GIVEN EXERCISE:
For the data below, report the number of lines that contain the string "Seal" and nothing else.

(Dataset items)
>> Start
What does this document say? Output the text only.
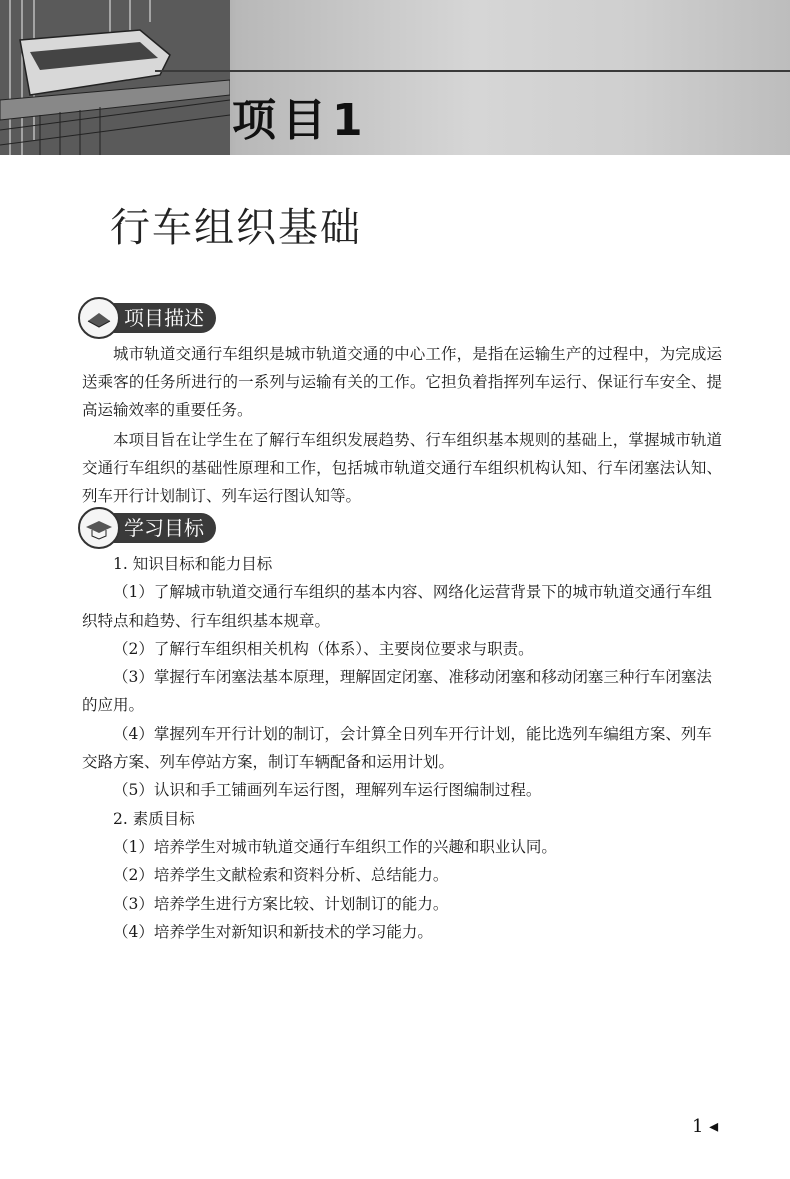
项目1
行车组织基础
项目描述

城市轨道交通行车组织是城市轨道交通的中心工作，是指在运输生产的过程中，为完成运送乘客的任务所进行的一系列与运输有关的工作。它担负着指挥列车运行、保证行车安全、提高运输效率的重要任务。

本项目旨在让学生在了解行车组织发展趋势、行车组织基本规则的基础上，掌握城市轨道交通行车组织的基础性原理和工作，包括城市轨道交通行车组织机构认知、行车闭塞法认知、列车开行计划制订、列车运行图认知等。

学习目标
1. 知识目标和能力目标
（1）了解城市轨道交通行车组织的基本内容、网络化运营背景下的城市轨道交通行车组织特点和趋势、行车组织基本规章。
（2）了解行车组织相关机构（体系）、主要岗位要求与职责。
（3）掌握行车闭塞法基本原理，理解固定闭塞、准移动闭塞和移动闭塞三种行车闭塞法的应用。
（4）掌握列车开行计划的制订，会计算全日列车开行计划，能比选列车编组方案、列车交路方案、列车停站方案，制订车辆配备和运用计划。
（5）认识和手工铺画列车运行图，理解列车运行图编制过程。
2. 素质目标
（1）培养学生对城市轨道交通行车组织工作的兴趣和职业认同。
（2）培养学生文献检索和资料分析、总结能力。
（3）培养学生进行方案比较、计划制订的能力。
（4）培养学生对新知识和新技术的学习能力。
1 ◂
>> End
>> Start
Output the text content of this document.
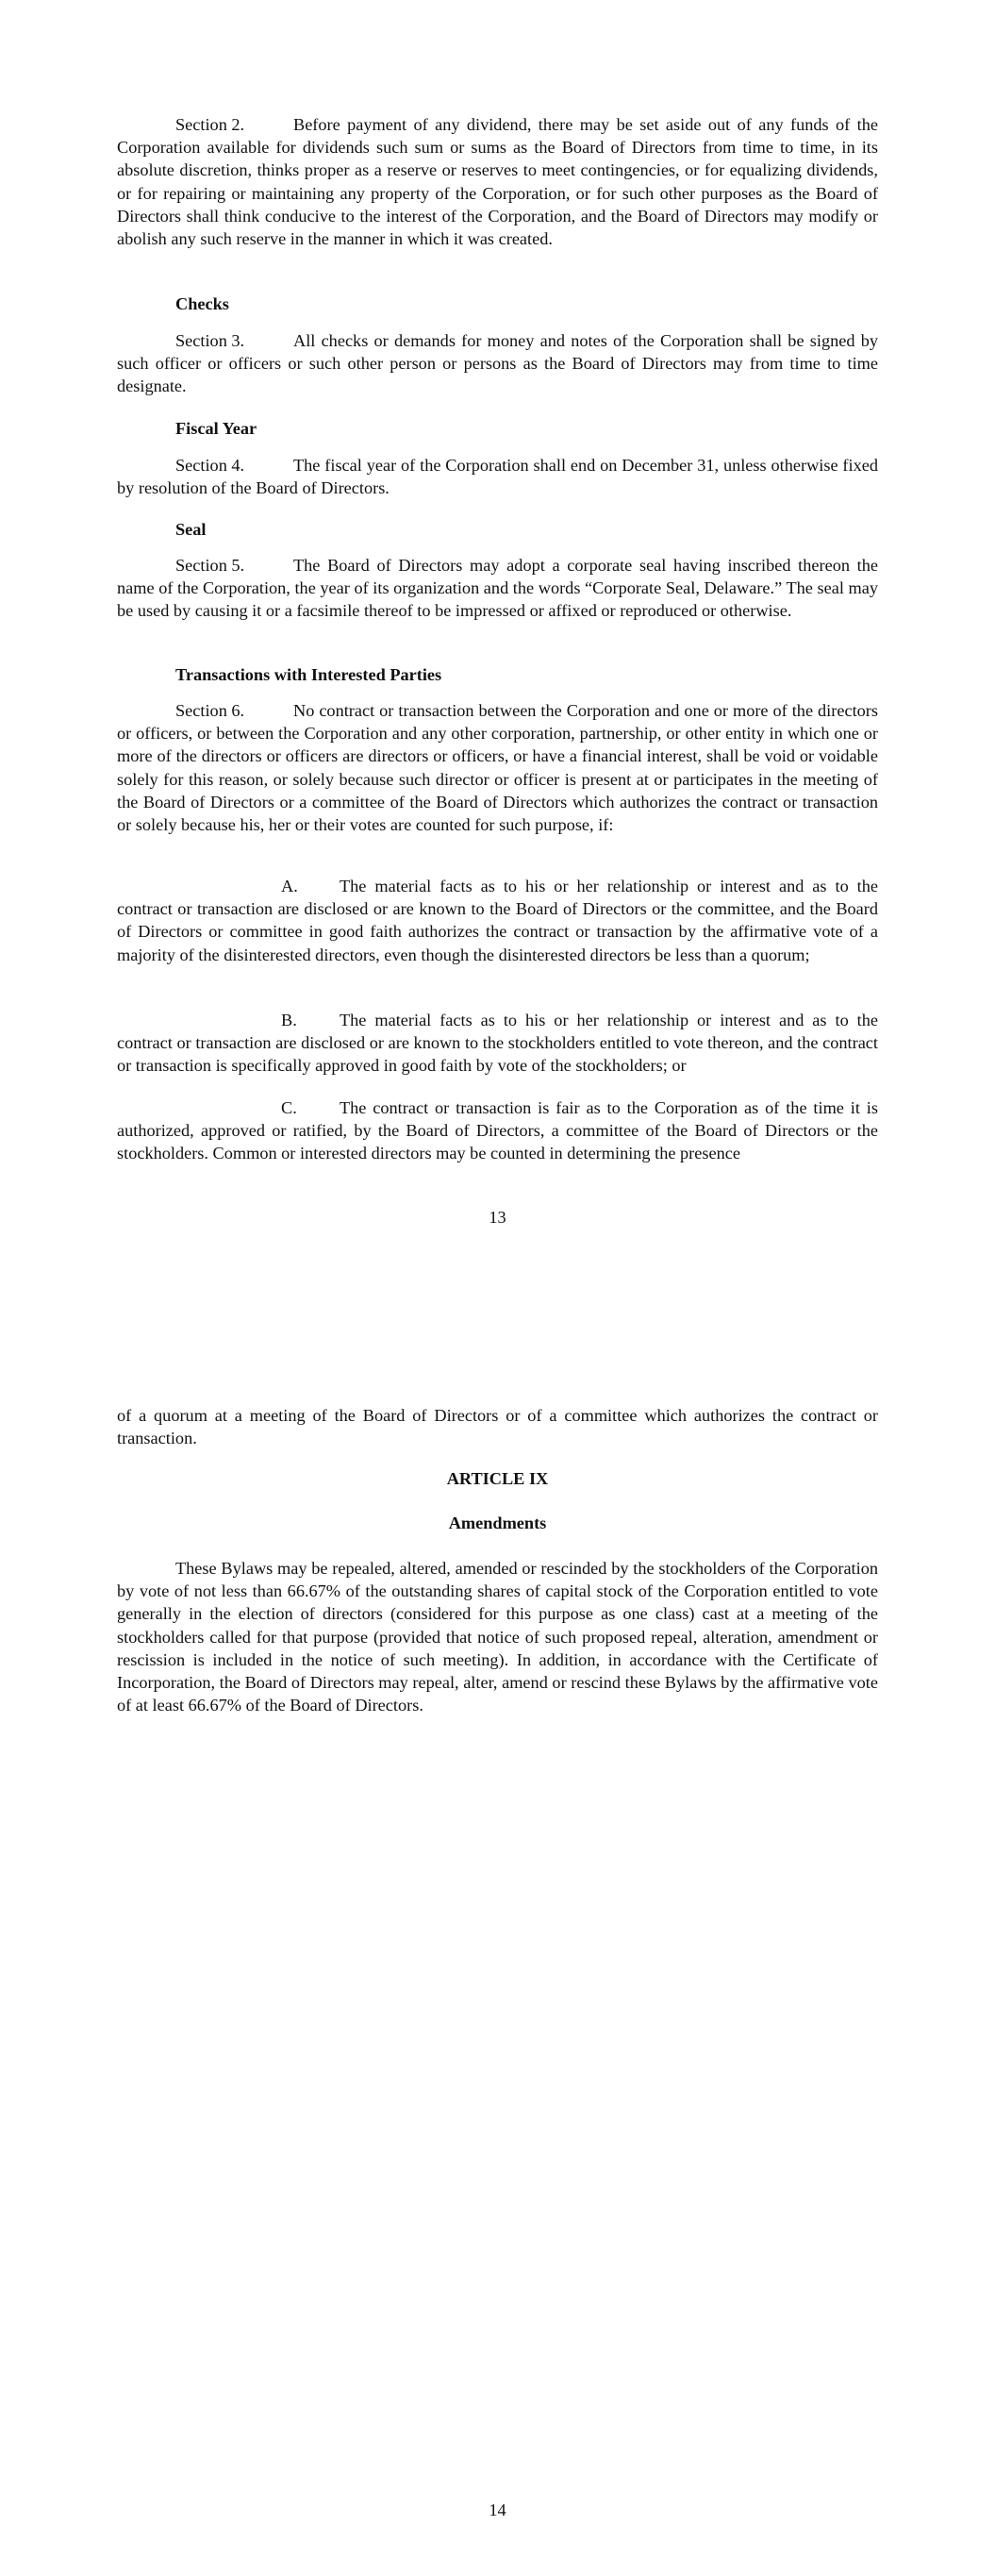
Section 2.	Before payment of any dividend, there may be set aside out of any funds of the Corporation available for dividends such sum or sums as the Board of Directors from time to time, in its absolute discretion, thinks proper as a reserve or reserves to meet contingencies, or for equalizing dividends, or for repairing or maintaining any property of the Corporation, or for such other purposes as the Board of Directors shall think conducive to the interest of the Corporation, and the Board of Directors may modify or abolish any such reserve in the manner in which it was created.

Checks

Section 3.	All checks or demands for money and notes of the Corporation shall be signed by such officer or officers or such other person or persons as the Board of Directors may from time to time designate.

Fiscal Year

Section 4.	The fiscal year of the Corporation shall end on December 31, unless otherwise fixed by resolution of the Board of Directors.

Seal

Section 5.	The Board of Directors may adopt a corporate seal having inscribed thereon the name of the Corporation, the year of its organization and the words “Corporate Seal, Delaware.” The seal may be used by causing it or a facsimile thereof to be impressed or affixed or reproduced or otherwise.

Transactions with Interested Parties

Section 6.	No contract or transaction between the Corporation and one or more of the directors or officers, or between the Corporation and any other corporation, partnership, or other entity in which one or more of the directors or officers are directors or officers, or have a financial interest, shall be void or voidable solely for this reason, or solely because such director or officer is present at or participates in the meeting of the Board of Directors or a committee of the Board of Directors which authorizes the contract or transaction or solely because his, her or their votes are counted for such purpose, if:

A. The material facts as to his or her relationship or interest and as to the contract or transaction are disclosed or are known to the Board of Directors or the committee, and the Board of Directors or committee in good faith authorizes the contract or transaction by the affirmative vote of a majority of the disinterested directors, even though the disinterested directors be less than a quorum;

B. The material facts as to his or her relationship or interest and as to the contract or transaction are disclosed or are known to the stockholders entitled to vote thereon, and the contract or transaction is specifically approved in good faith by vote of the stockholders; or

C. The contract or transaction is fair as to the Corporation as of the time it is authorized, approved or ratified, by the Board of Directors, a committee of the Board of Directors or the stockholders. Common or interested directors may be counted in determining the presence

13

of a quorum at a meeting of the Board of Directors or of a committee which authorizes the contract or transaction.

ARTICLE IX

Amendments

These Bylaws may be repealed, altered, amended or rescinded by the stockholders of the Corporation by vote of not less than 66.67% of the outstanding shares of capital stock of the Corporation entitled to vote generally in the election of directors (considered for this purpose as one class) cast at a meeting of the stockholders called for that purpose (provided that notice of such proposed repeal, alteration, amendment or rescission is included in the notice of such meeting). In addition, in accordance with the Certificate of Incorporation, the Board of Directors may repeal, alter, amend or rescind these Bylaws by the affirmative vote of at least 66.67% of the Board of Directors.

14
>> End
SOLVED EXERCISE:
2